Saved data entries

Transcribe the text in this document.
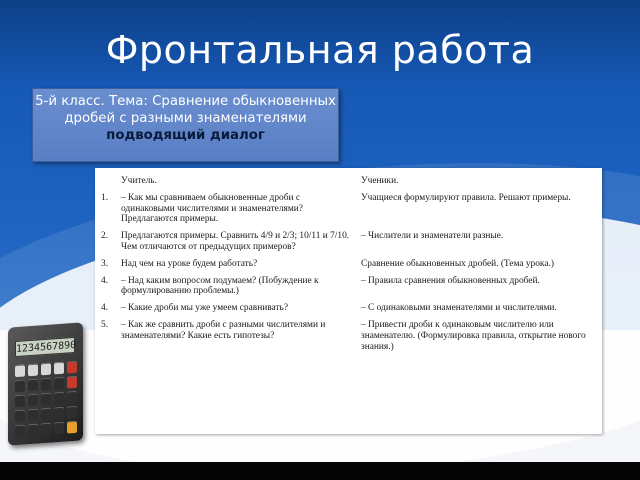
Фронтальная работа
5-й класс. Тема: Сравнение обыкновенных дробей с разными знаменателями
подводящий диалог
	Учитель.	Ученики.
1.	– Как мы сравниваем обыкновенные дроби с одинаковыми числителями и знаменателями? Предлагаются примеры.	Учащиеся формулируют правила. Решают примеры.
2.	Предлагаются примеры. Сравнить 4/9 и 2/3; 10/11 и 7/10. Чем отличаются от предыдущих примеров?	– Числители и знаменатели разные.
3.	Над чем на уроке будем работать?	Сравнение обыкновенных дробей. (Тема урока.)
4.	– Над каким вопросом подумаем? (Побуждение к формулированию проблемы.)	– Правила сравнения обыкновенных дробей.
4.	– Какие дроби мы уже умеем сравнивать?	– С одинаковыми знаменателями и числителями.
5.	– Как же сравнить дроби с разными числителями и знаменателями? Какие есть гипотезы?	– Привести дроби к одинаковым числителю или знаменателю. (Формулировка правила, открытие нового знания.)
1234567890
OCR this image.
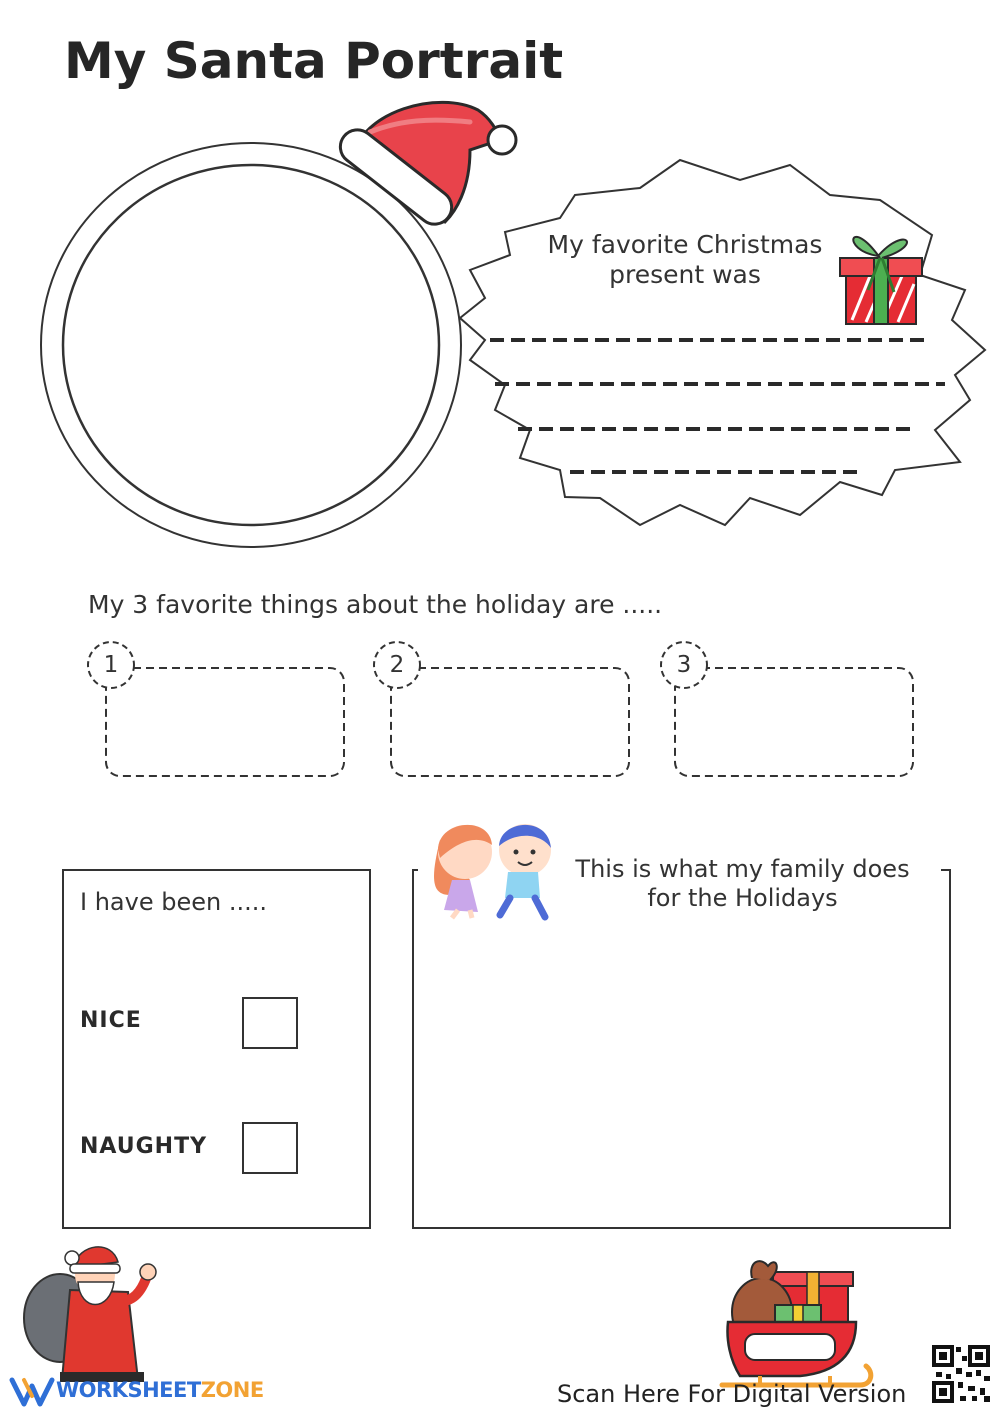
My Santa Portrait
My favorite Christmas
present was
My 3 favorite things about the holiday are .....
1	2	3
I have been .....
NICE
NAUGHTY
This is what my family does
for the Holidays
WORKSHEETZONE	Scan Here For Digital Version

[WRITTEN INSTRUCTION]
Using the material above, retype each entry exactly and omit the pictures.

[RESPONSE]
Transcribe the text in this document.
Фронтальная работа
5-й класс. Тема: Сравнение обыкновенных дробей с разными знаменателями
подводящий диалог
	Учитель.	Ученики.
1.	– Как мы сравниваем обыкновенные дроби с одинаковыми числителями и знаменателями? Предлагаются примеры.	Учащиеся формулируют правила. Решают примеры.
2.	Предлагаются примеры. Сравнить 4/9 и 2/3; 10/11 и 7/10. Чем отличаются от предыдущих примеров?	– Числители и знаменатели разные.
3.	Над чем на уроке будем работать?	Сравнение обыкновенных дробей. (Тема урока.)
4.	– Над каким вопросом подумаем? (Побуждение к формулированию проблемы.)	– Правила сравнения обыкновенных дробей.
4.	– Какие дроби мы уже умеем сравнивать?	– С одинаковыми знаменателями и числителями.
5.	– Как же сравнить дроби с разными числителями и знаменателями? Какие есть гипотезы?	– Привести дроби к одинаковым числителю или знаменателю. (Формулировка правила, открытие нового знания.)
1234567890
OCR this image.
My Santa Portrait
My favorite Christmas
present was
My 3 favorite things about the holiday are .....
1	2	3
I have been .....
NICE
NAUGHTY
This is what my family does
for the Holidays
WORKSHEETZONE	Scan Here For Digital Version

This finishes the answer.